**DIRECTIONS FOR THIS TASK**
Set the listing down unchanged, minus every embedded image.

**EXERCISE MATERIALS**
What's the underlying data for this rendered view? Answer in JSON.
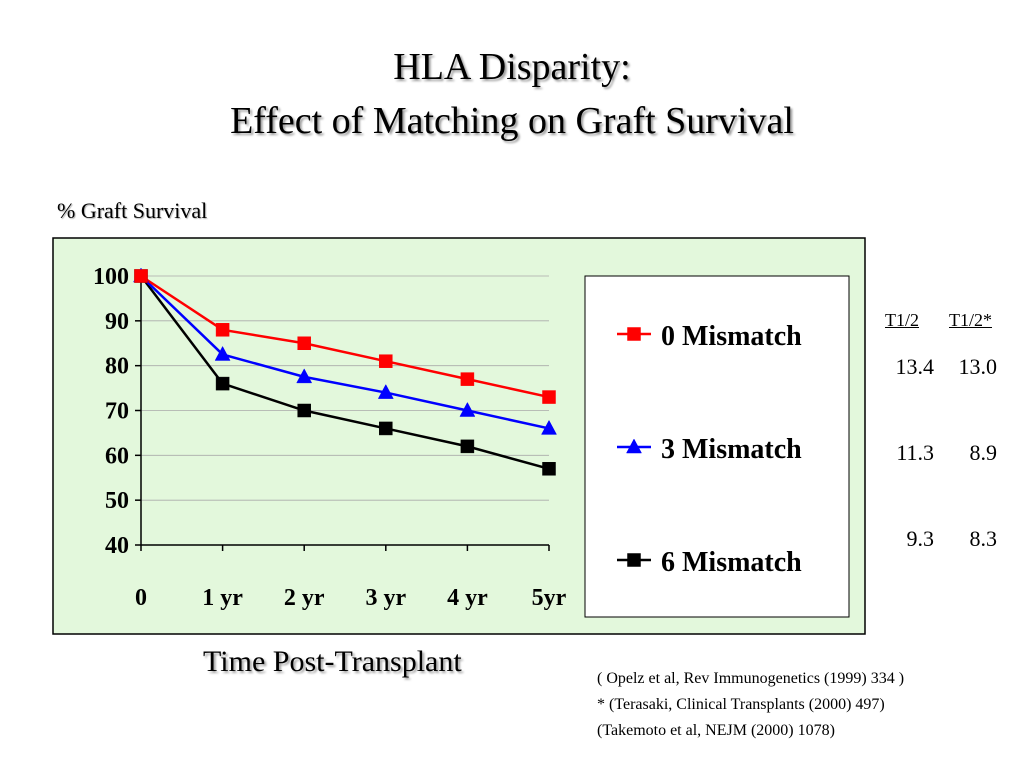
{
  "slide": {
    "title_line_1": "HLA Disparity:",
    "title_line_2": "Effect of Matching on Graft Survival",
    "y_axis_label": "% Graft Survival",
    "x_axis_label": "Time Post-Transplant"
  },
  "half_life_table": {
    "headers": [
      "T1/2",
      "T1/2*"
    ],
    "rows": [
      [
        "13.4",
        "13.0"
      ],
      [
        "11.3",
        "8.9"
      ],
      [
        "9.3",
        "8.3"
      ]
    ]
  },
  "references": [
    "( Opelz et al, Rev Immunogenetics  (1999) 334 )",
    "* (Terasaki, Clinical Transplants (2000)  497)",
    "(Takemoto et al, NEJM (2000) 1078)"
  ],
  "colors": {
    "plot_background": "#e3f8dc",
    "series_0": "#ff0000",
    "series_3": "#0000ff",
    "series_6": "#000000"
  },
  "chart_data": {
    "type": "line",
    "title": "HLA Disparity: Effect of Matching on Graft Survival",
    "xlabel": "Time Post-Transplant",
    "ylabel": "% Graft Survival",
    "categories": [
      "0",
      "1 yr",
      "2 yr",
      "3 yr",
      "4 yr",
      "5yr"
    ],
    "ylim": [
      40,
      100
    ],
    "yticks": [
      "100",
      "90",
      "80",
      "70",
      "60",
      "50",
      "40"
    ],
    "grid": true,
    "legend_position": "right",
    "series": [
      {
        "name": "0 Mismatch",
        "color": "#ff0000",
        "marker": "square",
        "values": [
          100,
          88,
          85,
          81,
          77,
          73
        ]
      },
      {
        "name": "3 Mismatch",
        "color": "#0000ff",
        "marker": "triangle",
        "values": [
          100,
          82.5,
          77.5,
          74,
          70,
          66
        ]
      },
      {
        "name": "6 Mismatch",
        "color": "#000000",
        "marker": "square",
        "values": [
          100,
          76,
          70,
          66,
          62,
          57
        ]
      }
    ]
  }
}
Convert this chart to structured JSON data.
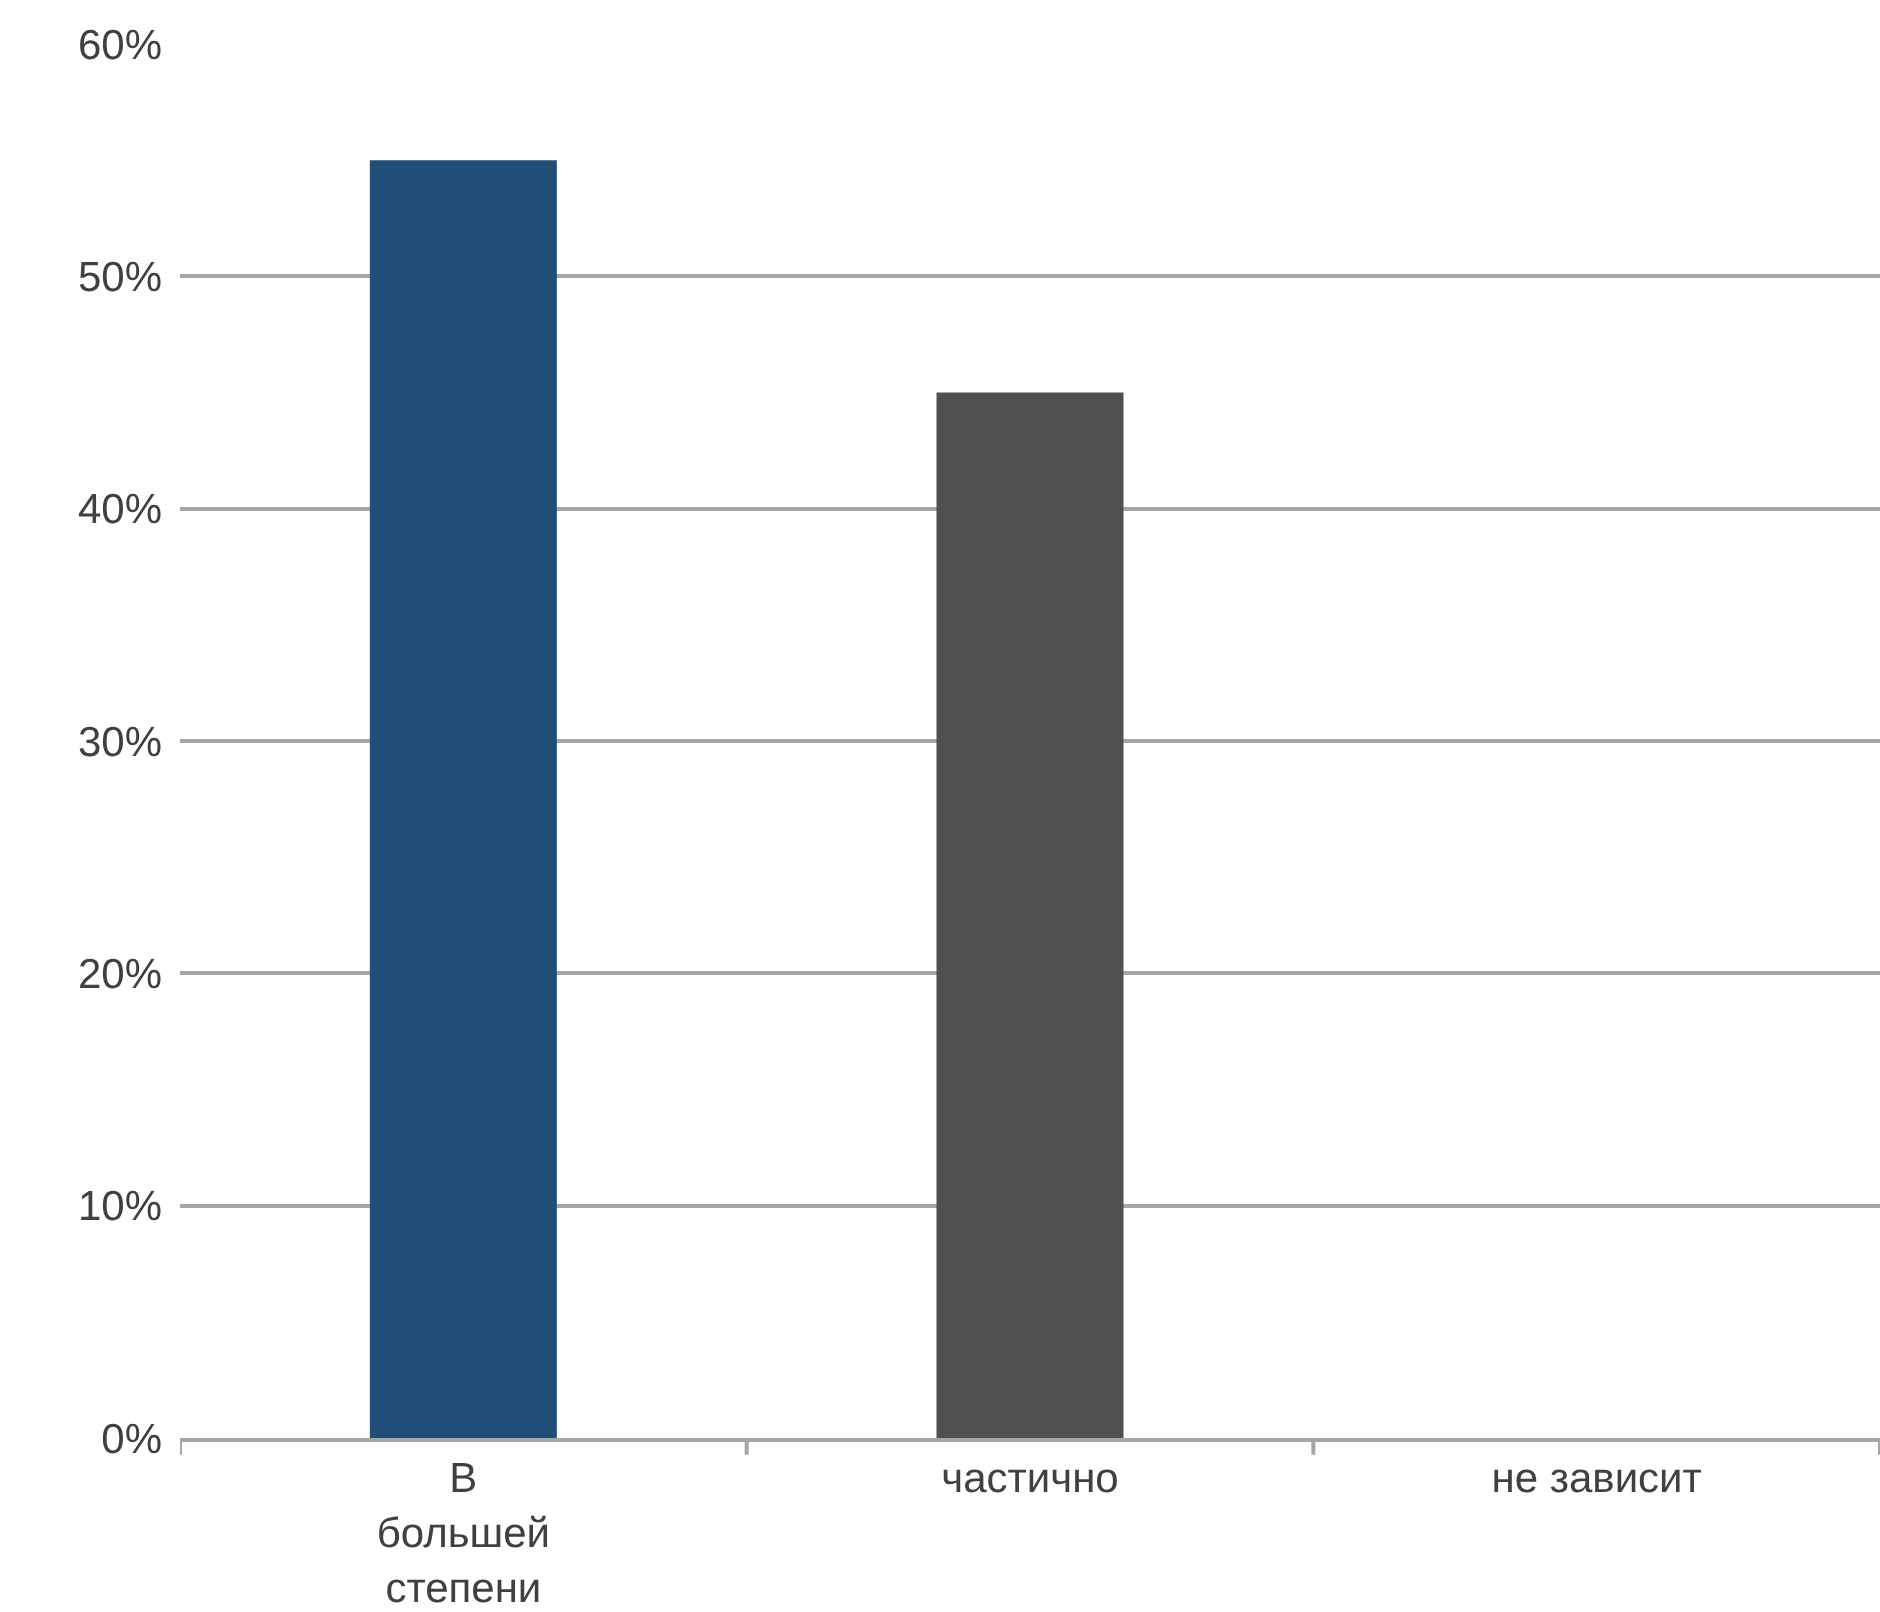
{
  "chart_data": {
    "type": "bar",
    "categories": [
      "В большей степени",
      "частично",
      "не зависит"
    ],
    "values": [
      55,
      45,
      0
    ],
    "colors": [
      "#1f4e79",
      "#505050",
      "#505050"
    ],
    "ylim": [
      0,
      60
    ],
    "yticks": [
      {
        "value": 0,
        "label": "0%"
      },
      {
        "value": 10,
        "label": "10%"
      },
      {
        "value": 20,
        "label": "20%"
      },
      {
        "value": 30,
        "label": "30%"
      },
      {
        "value": 40,
        "label": "40%"
      },
      {
        "value": 50,
        "label": "50%"
      },
      {
        "value": 60,
        "label": "60%"
      }
    ],
    "grid": "y",
    "legend": false
  }
}
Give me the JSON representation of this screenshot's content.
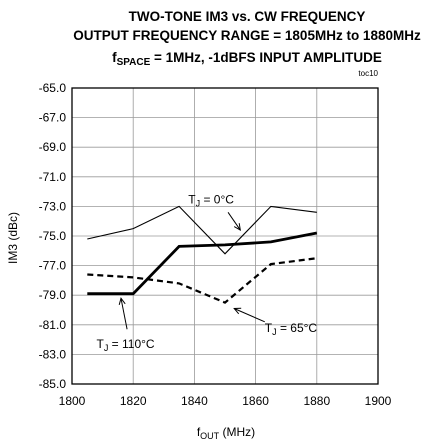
{
  "chart_data": {
    "type": "line",
    "title_lines": [
      "TWO-TONE IM3 vs. CW FREQUENCY",
      "OUTPUT FREQUENCY RANGE = 1805MHz to 1880MHz"
    ],
    "title_line3": {
      "f": "f",
      "space_sub": "SPACE",
      "rest": " = 1MHz, -1dBFS INPUT AMPLITUDE"
    },
    "figure_id": "toc10",
    "xlabel": {
      "main": "f",
      "sub": "OUT",
      "unit": " (MHz)"
    },
    "ylabel": "IM3 (dBc)",
    "xlim": [
      1800,
      1900
    ],
    "ylim": [
      -85.0,
      -65.0
    ],
    "xticks": [
      1800,
      1820,
      1840,
      1860,
      1880,
      1900
    ],
    "yticks": [
      -65.0,
      -67.0,
      -69.0,
      -71.0,
      -73.0,
      -75.0,
      -77.0,
      -79.0,
      -81.0,
      -83.0,
      -85.0
    ],
    "grid": true,
    "series": [
      {
        "name": "TJ = 0°C",
        "style": "thin",
        "x": [
          1805,
          1820,
          1835,
          1850,
          1865,
          1880
        ],
        "y": [
          -75.2,
          -74.5,
          -73.0,
          -76.2,
          -73.0,
          -73.4
        ]
      },
      {
        "name": "TJ = 110°C",
        "style": "thick",
        "x": [
          1805,
          1820,
          1835,
          1850,
          1865,
          1880
        ],
        "y": [
          -78.9,
          -78.9,
          -75.7,
          -75.6,
          -75.4,
          -74.8
        ]
      },
      {
        "name": "TJ = 65°C",
        "style": "dashed",
        "x": [
          1805,
          1820,
          1835,
          1850,
          1865,
          1880
        ],
        "y": [
          -77.6,
          -77.8,
          -78.2,
          -79.5,
          -76.9,
          -76.5
        ]
      }
    ],
    "annotations": [
      {
        "name": "annotation-tj-0",
        "t": "T",
        "sub": "J",
        "rest": " = 0°C",
        "text_at": [
          1838,
          -72.55
        ],
        "arrow_from": [
          1851,
          -73.4
        ],
        "arrow_to": [
          1855,
          -74.6
        ]
      },
      {
        "name": "annotation-tj-110",
        "t": "T",
        "sub": "J",
        "rest": " = 110°C",
        "text_at": [
          1808,
          -82.3
        ],
        "arrow_from": [
          1818,
          -81.3
        ],
        "arrow_to": [
          1816,
          -79.2
        ]
      },
      {
        "name": "annotation-tj-65",
        "t": "T",
        "sub": "J",
        "rest": " = 65°C",
        "text_at": [
          1863,
          -81.2
        ],
        "arrow_from": [
          1863,
          -80.8
        ],
        "arrow_to": [
          1853,
          -79.9
        ]
      }
    ]
  }
}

**THE RESPONSE**
What's the underlying data for this rendered view? Answer in JSON.
{
  "slide": {
    "title_line_1": "HLA Disparity:",
    "title_line_2": "Effect of Matching on Graft Survival",
    "y_axis_label": "% Graft Survival",
    "x_axis_label": "Time Post-Transplant"
  },
  "half_life_table": {
    "headers": [
      "T1/2",
      "T1/2*"
    ],
    "rows": [
      [
        "13.4",
        "13.0"
      ],
      [
        "11.3",
        "8.9"
      ],
      [
        "9.3",
        "8.3"
      ]
    ]
  },
  "references": [
    "( Opelz et al, Rev Immunogenetics  (1999) 334 )",
    "* (Terasaki, Clinical Transplants (2000)  497)",
    "(Takemoto et al, NEJM (2000) 1078)"
  ],
  "colors": {
    "plot_background": "#e3f8dc",
    "series_0": "#ff0000",
    "series_3": "#0000ff",
    "series_6": "#000000"
  },
  "chart_data": {
    "type": "line",
    "title": "HLA Disparity: Effect of Matching on Graft Survival",
    "xlabel": "Time Post-Transplant",
    "ylabel": "% Graft Survival",
    "categories": [
      "0",
      "1 yr",
      "2 yr",
      "3 yr",
      "4 yr",
      "5yr"
    ],
    "ylim": [
      40,
      100
    ],
    "yticks": [
      "100",
      "90",
      "80",
      "70",
      "60",
      "50",
      "40"
    ],
    "grid": true,
    "legend_position": "right",
    "series": [
      {
        "name": "0 Mismatch",
        "color": "#ff0000",
        "marker": "square",
        "values": [
          100,
          88,
          85,
          81,
          77,
          73
        ]
      },
      {
        "name": "3 Mismatch",
        "color": "#0000ff",
        "marker": "triangle",
        "values": [
          100,
          82.5,
          77.5,
          74,
          70,
          66
        ]
      },
      {
        "name": "6 Mismatch",
        "color": "#000000",
        "marker": "square",
        "values": [
          100,
          76,
          70,
          66,
          62,
          57
        ]
      }
    ]
  }
}
Convert this chart to structured JSON data.
{
  "chart_data": {
    "type": "bar",
    "categories": [
      "В большей степени",
      "частично",
      "не зависит"
    ],
    "values": [
      55,
      45,
      0
    ],
    "colors": [
      "#1f4e79",
      "#505050",
      "#505050"
    ],
    "ylim": [
      0,
      60
    ],
    "yticks": [
      {
        "value": 0,
        "label": "0%"
      },
      {
        "value": 10,
        "label": "10%"
      },
      {
        "value": 20,
        "label": "20%"
      },
      {
        "value": 30,
        "label": "30%"
      },
      {
        "value": 40,
        "label": "40%"
      },
      {
        "value": 50,
        "label": "50%"
      },
      {
        "value": 60,
        "label": "60%"
      }
    ],
    "grid": "y",
    "legend": false
  }
}
Give me the JSON representation of this screenshot's content.
{
  "chart_data": {
    "type": "line",
    "title_lines": [
      "TWO-TONE IM3 vs. CW FREQUENCY",
      "OUTPUT FREQUENCY RANGE = 1805MHz to 1880MHz"
    ],
    "title_line3": {
      "f": "f",
      "space_sub": "SPACE",
      "rest": " = 1MHz, -1dBFS INPUT AMPLITUDE"
    },
    "figure_id": "toc10",
    "xlabel": {
      "main": "f",
      "sub": "OUT",
      "unit": " (MHz)"
    },
    "ylabel": "IM3 (dBc)",
    "xlim": [
      1800,
      1900
    ],
    "ylim": [
      -85.0,
      -65.0
    ],
    "xticks": [
      1800,
      1820,
      1840,
      1860,
      1880,
      1900
    ],
    "yticks": [
      -65.0,
      -67.0,
      -69.0,
      -71.0,
      -73.0,
      -75.0,
      -77.0,
      -79.0,
      -81.0,
      -83.0,
      -85.0
    ],
    "grid": true,
    "series": [
      {
        "name": "TJ = 0°C",
        "style": "thin",
        "x": [
          1805,
          1820,
          1835,
          1850,
          1865,
          1880
        ],
        "y": [
          -75.2,
          -74.5,
          -73.0,
          -76.2,
          -73.0,
          -73.4
        ]
      },
      {
        "name": "TJ = 110°C",
        "style": "thick",
        "x": [
          1805,
          1820,
          1835,
          1850,
          1865,
          1880
        ],
        "y": [
          -78.9,
          -78.9,
          -75.7,
          -75.6,
          -75.4,
          -74.8
        ]
      },
      {
        "name": "TJ = 65°C",
        "style": "dashed",
        "x": [
          1805,
          1820,
          1835,
          1850,
          1865,
          1880
        ],
        "y": [
          -77.6,
          -77.8,
          -78.2,
          -79.5,
          -76.9,
          -76.5
        ]
      }
    ],
    "annotations": [
      {
        "name": "annotation-tj-0",
        "t": "T",
        "sub": "J",
        "rest": " = 0°C",
        "text_at": [
          1838,
          -72.55
        ],
        "arrow_from": [
          1851,
          -73.4
        ],
        "arrow_to": [
          1855,
          -74.6
        ]
      },
      {
        "name": "annotation-tj-110",
        "t": "T",
        "sub": "J",
        "rest": " = 110°C",
        "text_at": [
          1808,
          -82.3
        ],
        "arrow_from": [
          1818,
          -81.3
        ],
        "arrow_to": [
          1816,
          -79.2
        ]
      },
      {
        "name": "annotation-tj-65",
        "t": "T",
        "sub": "J",
        "rest": " = 65°C",
        "text_at": [
          1863,
          -81.2
        ],
        "arrow_from": [
          1863,
          -80.8
        ],
        "arrow_to": [
          1853,
          -79.9
        ]
      }
    ]
  }
}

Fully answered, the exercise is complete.